──────── INPUT MATERIAL ────────

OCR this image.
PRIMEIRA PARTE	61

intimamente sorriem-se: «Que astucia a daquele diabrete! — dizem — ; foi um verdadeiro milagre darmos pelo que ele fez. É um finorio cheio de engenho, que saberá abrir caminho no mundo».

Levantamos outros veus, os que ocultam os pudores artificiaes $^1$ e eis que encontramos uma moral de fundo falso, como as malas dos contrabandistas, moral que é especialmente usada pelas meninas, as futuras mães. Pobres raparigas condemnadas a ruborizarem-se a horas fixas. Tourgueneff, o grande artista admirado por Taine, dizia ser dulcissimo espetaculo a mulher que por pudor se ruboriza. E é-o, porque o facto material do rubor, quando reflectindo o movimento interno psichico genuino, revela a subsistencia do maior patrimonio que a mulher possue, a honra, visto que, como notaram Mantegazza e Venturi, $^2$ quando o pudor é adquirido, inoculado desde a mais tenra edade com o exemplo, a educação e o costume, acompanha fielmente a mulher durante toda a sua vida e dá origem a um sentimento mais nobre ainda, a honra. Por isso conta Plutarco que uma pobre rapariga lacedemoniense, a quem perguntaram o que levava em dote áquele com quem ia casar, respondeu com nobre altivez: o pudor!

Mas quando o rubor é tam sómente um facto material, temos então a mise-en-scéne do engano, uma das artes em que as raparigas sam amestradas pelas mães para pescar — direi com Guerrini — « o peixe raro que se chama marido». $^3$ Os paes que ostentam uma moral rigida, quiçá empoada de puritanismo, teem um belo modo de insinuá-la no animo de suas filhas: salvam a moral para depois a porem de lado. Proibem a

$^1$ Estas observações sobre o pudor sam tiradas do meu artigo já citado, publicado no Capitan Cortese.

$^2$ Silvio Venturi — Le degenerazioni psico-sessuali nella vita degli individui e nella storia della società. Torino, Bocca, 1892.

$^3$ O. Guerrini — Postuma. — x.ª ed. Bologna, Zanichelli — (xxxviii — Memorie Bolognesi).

────────

Gather up the lines containing the word "pudor" from these records and copy them.

Levantamos outros veus, os que ocultam os pudores artificiaes $^1$ e eis que encontramos uma moral de fundo falso, como as malas dos contrabandistas, moral que é especialmente usada pelas meninas, as futuras mães. Pobres raparigas condemnadas a ruborizarem-se a horas fixas. Tourgueneff, o grande artista admirado por Taine, dizia ser dulcissimo espetaculo a mulher que por pudor se ruboriza. E é-o, porque o facto material do rubor, quando reflectindo o movimento interno psichico genuino, revela a subsistencia do maior patrimonio que a mulher possue, a honra, visto que, como notaram Mantegazza e Venturi, $^2$ quando o pudor é adquirido, inoculado desde a mais tenra edade com o exemplo, a educação e o costume, acompanha fielmente a mulher durante toda a sua vida e dá origem a um sentimento mais nobre ainda, a honra. Por isso conta Plutarco que uma pobre rapariga lacedemoniense, a quem perguntaram o que levava em dote áquele com quem ia casar, respondeu com nobre altivez: o pudor!
$^1$ Estas observações sobre o pudor sam tiradas do meu artigo já citado, publicado no Capitan Cortese.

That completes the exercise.